-- Start of Supplied data --
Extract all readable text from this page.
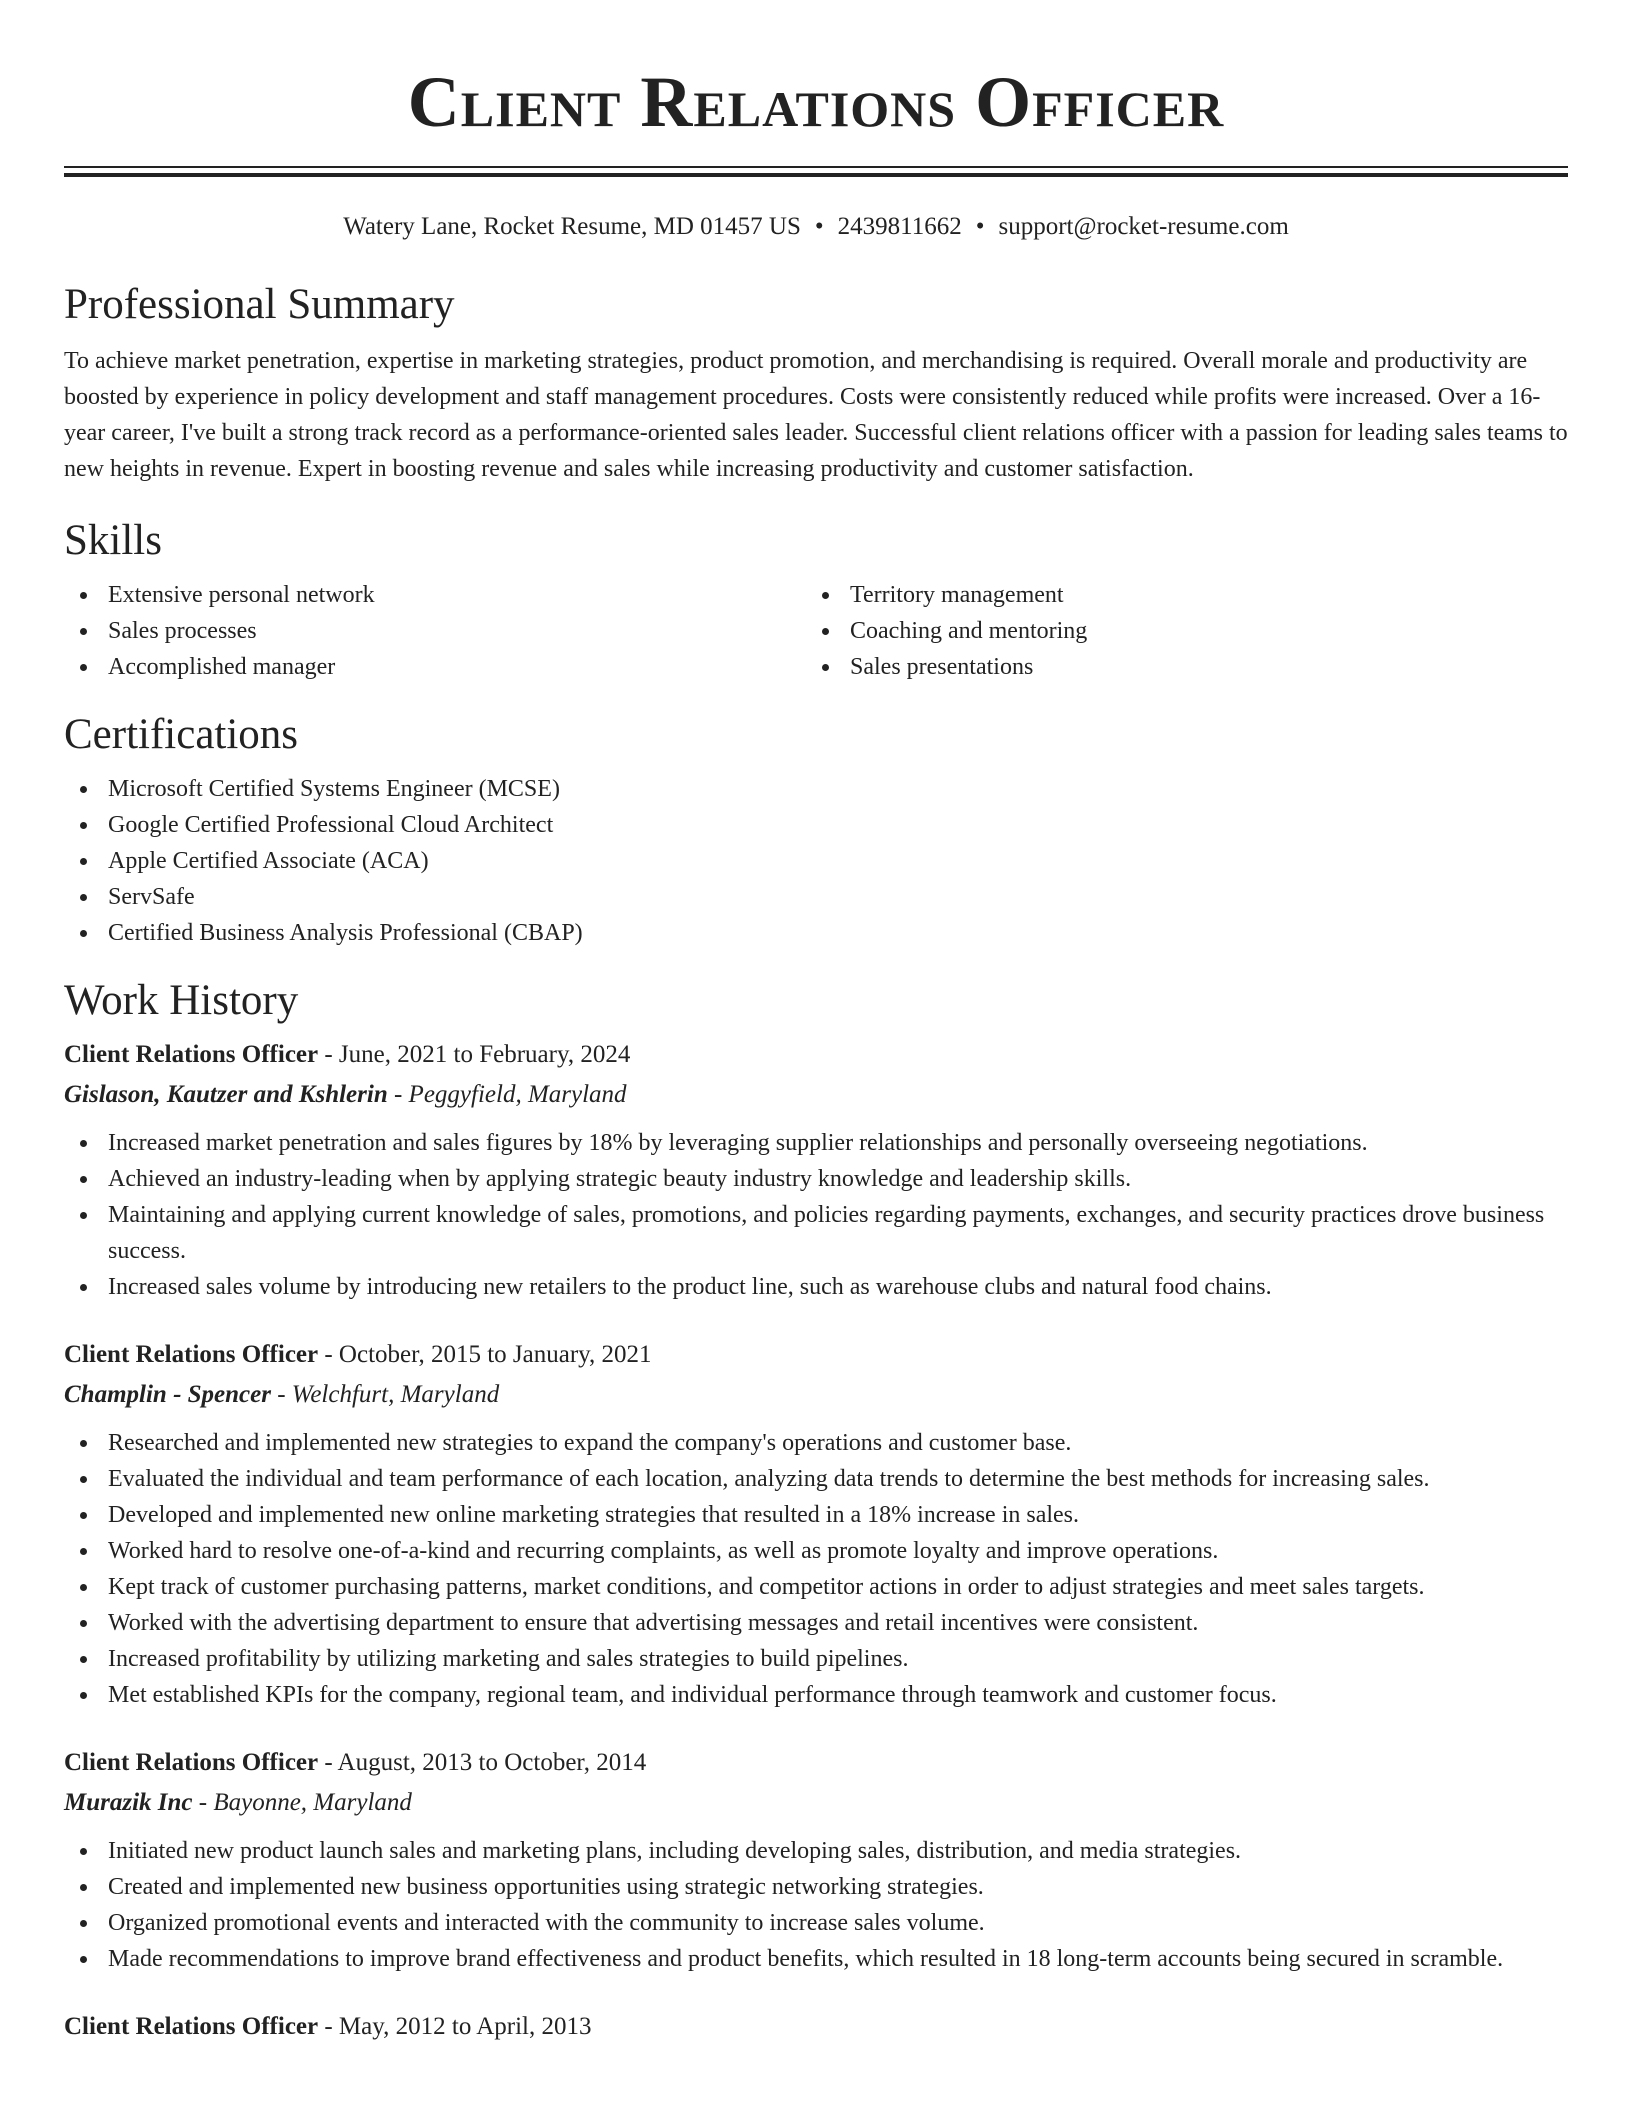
Client Relations Officer
Watery Lane, Rocket Resume, MD 01457 US • 2439811662 • support@rocket-resume.com
Professional Summary

To achieve market penetration, expertise in marketing strategies, product promotion, and merchandising is required. Overall morale and productivity are boosted by experience in policy development and staff management procedures. Costs were consistently reduced while profits were increased. Over a 16-year career, I've built a strong track record as a performance-oriented sales leader. Successful client relations officer with a passion for leading sales teams to new heights in revenue. Expert in boosting revenue and sales while increasing productivity and customer satisfaction.

Skills
Extensive personal network
Sales processes
Accomplished manager
Territory management
Coaching and mentoring
Sales presentations
Certifications
Microsoft Certified Systems Engineer (MCSE)
Google Certified Professional Cloud Architect
Apple Certified Associate (ACA)
ServSafe
Certified Business Analysis Professional (CBAP)
Work History
Client Relations Officer - June, 2021 to February, 2024
Gislason, Kautzer and Kshlerin - Peggyfield, Maryland
Increased market penetration and sales figures by 18% by leveraging supplier relationships and personally overseeing negotiations.
Achieved an industry-leading when by applying strategic beauty industry knowledge and leadership skills.
Maintaining and applying current knowledge of sales, promotions, and policies regarding payments, exchanges, and security practices drove business success.
Increased sales volume by introducing new retailers to the product line, such as warehouse clubs and natural food chains.
Client Relations Officer - October, 2015 to January, 2021
Champlin - Spencer - Welchfurt, Maryland
Researched and implemented new strategies to expand the company's operations and customer base.
Evaluated the individual and team performance of each location, analyzing data trends to determine the best methods for increasing sales.
Developed and implemented new online marketing strategies that resulted in a 18% increase in sales.
Worked hard to resolve one-of-a-kind and recurring complaints, as well as promote loyalty and improve operations.
Kept track of customer purchasing patterns, market conditions, and competitor actions in order to adjust strategies and meet sales targets.
Worked with the advertising department to ensure that advertising messages and retail incentives were consistent.
Increased profitability by utilizing marketing and sales strategies to build pipelines.
Met established KPIs for the company, regional team, and individual performance through teamwork and customer focus.
Client Relations Officer - August, 2013 to October, 2014
Murazik Inc - Bayonne, Maryland
Initiated new product launch sales and marketing plans, including developing sales, distribution, and media strategies.
Created and implemented new business opportunities using strategic networking strategies.
Organized promotional events and interacted with the community to increase sales volume.
Made recommendations to improve brand effectiveness and product benefits, which resulted in 18 long-term accounts being secured in scramble.
Client Relations Officer - May, 2012 to April, 2013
-- End of Supplied data --
Can you repeat every record above exactly, apart from the pictures?

Extract all readable text from this page.
Client Relations Officer
Watery Lane, Rocket Resume, MD 01457 US • 2439811662 • support@rocket-resume.com
Professional Summary

To achieve market penetration, expertise in marketing strategies, product promotion, and merchandising is required. Overall morale and productivity are boosted by experience in policy development and staff management procedures. Costs were consistently reduced while profits were increased. Over a 16-year career, I've built a strong track record as a performance-oriented sales leader. Successful client relations officer with a passion for leading sales teams to new heights in revenue. Expert in boosting revenue and sales while increasing productivity and customer satisfaction.

Skills
Extensive personal network
Sales processes
Accomplished manager
Territory management
Coaching and mentoring
Sales presentations
Certifications
Microsoft Certified Systems Engineer (MCSE)
Google Certified Professional Cloud Architect
Apple Certified Associate (ACA)
ServSafe
Certified Business Analysis Professional (CBAP)
Work History
Client Relations Officer - June, 2021 to February, 2024
Gislason, Kautzer and Kshlerin - Peggyfield, Maryland
Increased market penetration and sales figures by 18% by leveraging supplier relationships and personally overseeing negotiations.
Achieved an industry-leading when by applying strategic beauty industry knowledge and leadership skills.
Maintaining and applying current knowledge of sales, promotions, and policies regarding payments, exchanges, and security practices drove business success.
Increased sales volume by introducing new retailers to the product line, such as warehouse clubs and natural food chains.
Client Relations Officer - October, 2015 to January, 2021
Champlin - Spencer - Welchfurt, Maryland
Researched and implemented new strategies to expand the company's operations and customer base.
Evaluated the individual and team performance of each location, analyzing data trends to determine the best methods for increasing sales.
Developed and implemented new online marketing strategies that resulted in a 18% increase in sales.
Worked hard to resolve one-of-a-kind and recurring complaints, as well as promote loyalty and improve operations.
Kept track of customer purchasing patterns, market conditions, and competitor actions in order to adjust strategies and meet sales targets.
Worked with the advertising department to ensure that advertising messages and retail incentives were consistent.
Increased profitability by utilizing marketing and sales strategies to build pipelines.
Met established KPIs for the company, regional team, and individual performance through teamwork and customer focus.
Client Relations Officer - August, 2013 to October, 2014
Murazik Inc - Bayonne, Maryland
Initiated new product launch sales and marketing plans, including developing sales, distribution, and media strategies.
Created and implemented new business opportunities using strategic networking strategies.
Organized promotional events and interacted with the community to increase sales volume.
Made recommendations to improve brand effectiveness and product benefits, which resulted in 18 long-term accounts being secured in scramble.
Client Relations Officer - May, 2012 to April, 2013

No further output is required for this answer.